◆ What you need to do ◆
Extract the text of every entry below exactly; leave images out.
** Start Records shown **
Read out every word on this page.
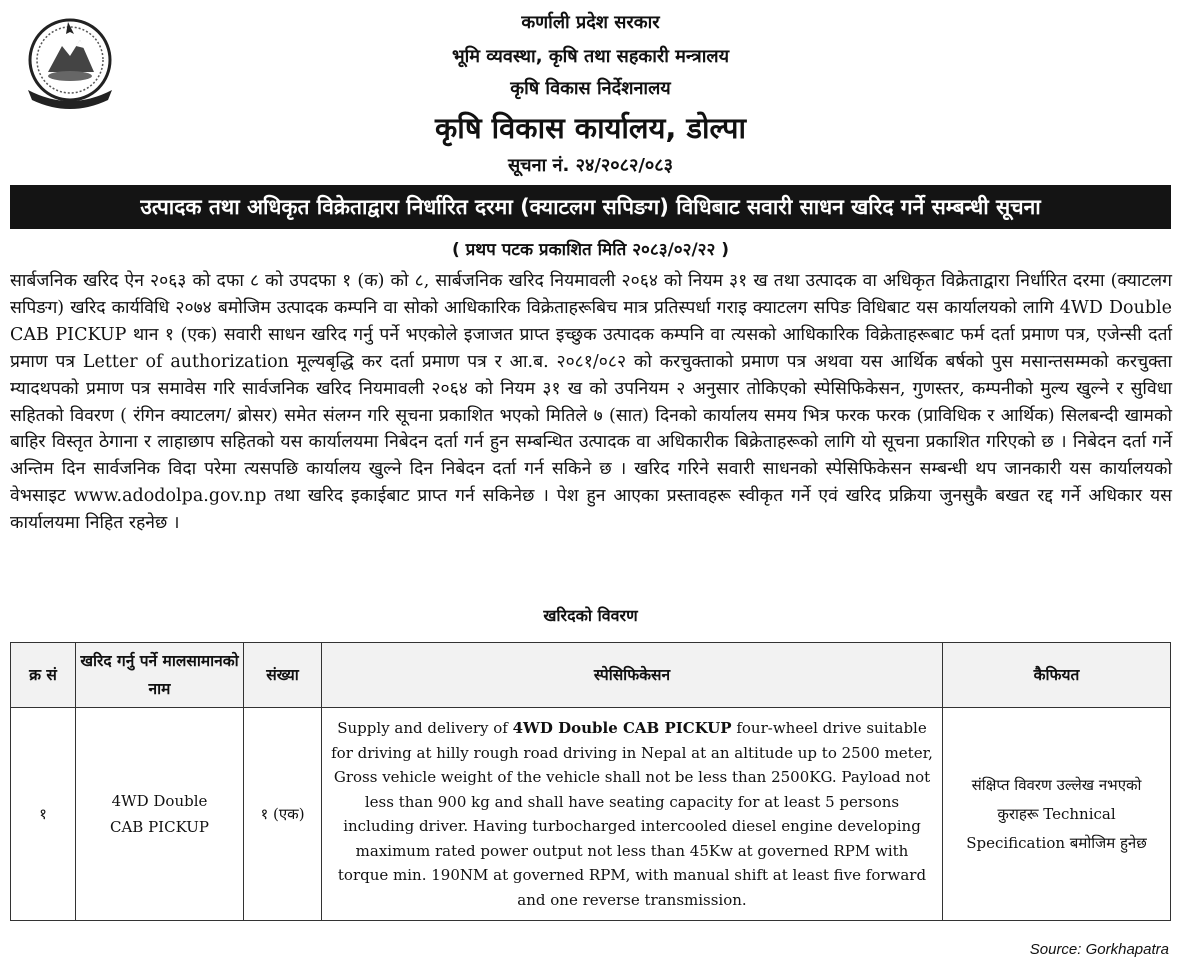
कर्णाली प्रदेश सरकार
भूमि व्यवस्था, कृषि तथा सहकारी मन्त्रालय
कृषि विकास निर्देशनालय
कृषि विकास कार्यालय, डोल्पा
सूचना नं. २४/२०८२/०८३
उत्पादक तथा अधिकृत विक्रेताद्वारा निर्धारित दरमा (क्याटलग सपिङग) विधिबाट सवारी साधन खरिद गर्ने सम्बन्धी सूचना
( प्रथप पटक प्रकाशित मिति २०८३/०२/२२ )
सार्बजनिक खरिद ऐन २०६३ को दफा ८ को उपदफा १ (क) को ८, सार्बजनिक खरिद नियमावली २०६४ को नियम ३१ ख तथा उत्पादक वा अधिकृत विक्रेताद्वारा निर्धारित दरमा (क्याटलग सपिङग) खरिद कार्यविधि २०७४ बमोजिम उत्पादक कम्पनि वा सोको आधिकारिक विक्रेताहरूबिच मात्र प्रतिस्पर्धा गराइ क्याटलग सपिङ विधिबाट यस कार्यालयको लागि 4WD Double CAB PICKUP थान १ (एक) सवारी साधन खरिद गर्नु पर्ने भएकोले इजाजत प्राप्त इच्छुक उत्पादक कम्पनि वा त्यसको आधिकारिक विक्रेताहरूबाट फर्म दर्ता प्रमाण पत्र, एजेन्सी दर्ता प्रमाण पत्र Letter of authorization मूल्यबृद्धि कर दर्ता प्रमाण पत्र र आ.ब. २०८१/०८२ को करचुक्ताको प्रमाण पत्र अथवा यस आर्थिक बर्षको पुस मसान्तसम्मको करचुक्ता म्यादथपको प्रमाण पत्र समावेस गरि सार्वजनिक खरिद नियमावली २०६४ को नियम ३१ ख को उपनियम २ अनुसार तोकिएको स्पेसिफिकेसन, गुणस्तर, कम्पनीको मुल्य खुल्ने र सुविधा सहितको विवरण ( रंगिन क्याटलग/ ब्रोसर) समेत संलग्न गरि सूचना प्रकाशित भएको मितिले ७ (सात) दिनको कार्यालय समय भित्र फरक फरक (प्राविधिक र आर्थिक) सिलबन्दी खामको बाहिर विस्तृत ठेगाना र लाहाछाप सहितको यस कार्यालयमा निबेदन दर्ता गर्न हुन सम्बन्धित उत्पादक वा अधिकारीक बिक्रेताहरूको लागि यो सूचना प्रकाशित गरिएको छ । निबेदन दर्ता गर्ने अन्तिम दिन सार्वजनिक विदा परेमा त्यसपछि कार्यालय खुल्ने दिन निबेदन दर्ता गर्न सकिने छ । खरिद गरिने सवारी साधनको स्पेसिफिकेसन सम्बन्धी थप जानकारी यस कार्यालयको वेभसाइट www.adodolpa.gov.np तथा खरिद इकाईबाट प्राप्त गर्न सकिनेछ । पेश हुन आएका प्रस्तावहरू स्वीकृत गर्ने एवं खरिद प्रक्रिया जुनसुकै बखत रद्द गर्ने अधिकार यस कार्यालयमा निहित रहनेछ ।
खरिदको विवरण
क्र सं	खरिद गर्नु पर्ने मालसामानको नाम	संख्या	स्पेसिफिकेसन	कैफियत
१	4WD Double CAB PICKUP	१ (एक)	Supply and delivery of 4WD Double CAB PICKUP four-wheel drive suitable for driving at hilly rough road driving in Nepal at an altitude up to 2500 meter, Gross vehicle weight of the vehicle shall not be less than 2500KG. Payload not less than 900 kg and shall have seating capacity for at least 5 persons including driver. Having turbocharged intercooled diesel engine developing maximum rated power output not less than 45Kw at governed RPM with torque min. 190NM at governed RPM, with manual shift at least five forward and one reverse transmission.	संक्षिप्त विवरण उल्लेख नभएको कुराहरू Technical Specification बमोजिम हुनेछ
Source: Gorkhapatra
** End Records shown **
◆ The response ◆
Read out every word on this page.
कर्णाली प्रदेश सरकार
भूमि व्यवस्था, कृषि तथा सहकारी मन्त्रालय
कृषि विकास निर्देशनालय
कृषि विकास कार्यालय, डोल्पा
सूचना नं. २४/२०८२/०८३
उत्पादक तथा अधिकृत विक्रेताद्वारा निर्धारित दरमा (क्याटलग सपिङग) विधिबाट सवारी साधन खरिद गर्ने सम्बन्धी सूचना
( प्रथप पटक प्रकाशित मिति २०८३/०२/२२ )
सार्बजनिक खरिद ऐन २०६३ को दफा ८ को उपदफा १ (क) को ८, सार्बजनिक खरिद नियमावली २०६४ को नियम ३१ ख तथा उत्पादक वा अधिकृत विक्रेताद्वारा निर्धारित दरमा (क्याटलग सपिङग) खरिद कार्यविधि २०७४ बमोजिम उत्पादक कम्पनि वा सोको आधिकारिक विक्रेताहरूबिच मात्र प्रतिस्पर्धा गराइ क्याटलग सपिङ विधिबाट यस कार्यालयको लागि 4WD Double CAB PICKUP थान १ (एक) सवारी साधन खरिद गर्नु पर्ने भएकोले इजाजत प्राप्त इच्छुक उत्पादक कम्पनि वा त्यसको आधिकारिक विक्रेताहरूबाट फर्म दर्ता प्रमाण पत्र, एजेन्सी दर्ता प्रमाण पत्र Letter of authorization मूल्यबृद्धि कर दर्ता प्रमाण पत्र र आ.ब. २०८१/०८२ को करचुक्ताको प्रमाण पत्र अथवा यस आर्थिक बर्षको पुस मसान्तसम्मको करचुक्ता म्यादथपको प्रमाण पत्र समावेस गरि सार्वजनिक खरिद नियमावली २०६४ को नियम ३१ ख को उपनियम २ अनुसार तोकिएको स्पेसिफिकेसन, गुणस्तर, कम्पनीको मुल्य खुल्ने र सुविधा सहितको विवरण ( रंगिन क्याटलग/ ब्रोसर) समेत संलग्न गरि सूचना प्रकाशित भएको मितिले ७ (सात) दिनको कार्यालय समय भित्र फरक फरक (प्राविधिक र आर्थिक) सिलबन्दी खामको बाहिर विस्तृत ठेगाना र लाहाछाप सहितको यस कार्यालयमा निबेदन दर्ता गर्न हुन सम्बन्धित उत्पादक वा अधिकारीक बिक्रेताहरूको लागि यो सूचना प्रकाशित गरिएको छ । निबेदन दर्ता गर्ने अन्तिम दिन सार्वजनिक विदा परेमा त्यसपछि कार्यालय खुल्ने दिन निबेदन दर्ता गर्न सकिने छ । खरिद गरिने सवारी साधनको स्पेसिफिकेसन सम्बन्धी थप जानकारी यस कार्यालयको वेभसाइट www.adodolpa.gov.np तथा खरिद इकाईबाट प्राप्त गर्न सकिनेछ । पेश हुन आएका प्रस्तावहरू स्वीकृत गर्ने एवं खरिद प्रक्रिया जुनसुकै बखत रद्द गर्ने अधिकार यस कार्यालयमा निहित रहनेछ ।
खरिदको विवरण
क्र सं	खरिद गर्नु पर्ने मालसामानको नाम	संख्या	स्पेसिफिकेसन	कैफियत
१	4WD Double CAB PICKUP	१ (एक)	Supply and delivery of 4WD Double CAB PICKUP four-wheel drive suitable for driving at hilly rough road driving in Nepal at an altitude up to 2500 meter, Gross vehicle weight of the vehicle shall not be less than 2500KG. Payload not less than 900 kg and shall have seating capacity for at least 5 persons including driver. Having turbocharged intercooled diesel engine developing maximum rated power output not less than 45Kw at governed RPM with torque min. 190NM at governed RPM, with manual shift at least five forward and one reverse transmission.	संक्षिप्त विवरण उल्लेख नभएको कुराहरू Technical Specification बमोजिम हुनेछ
Source: Gorkhapatra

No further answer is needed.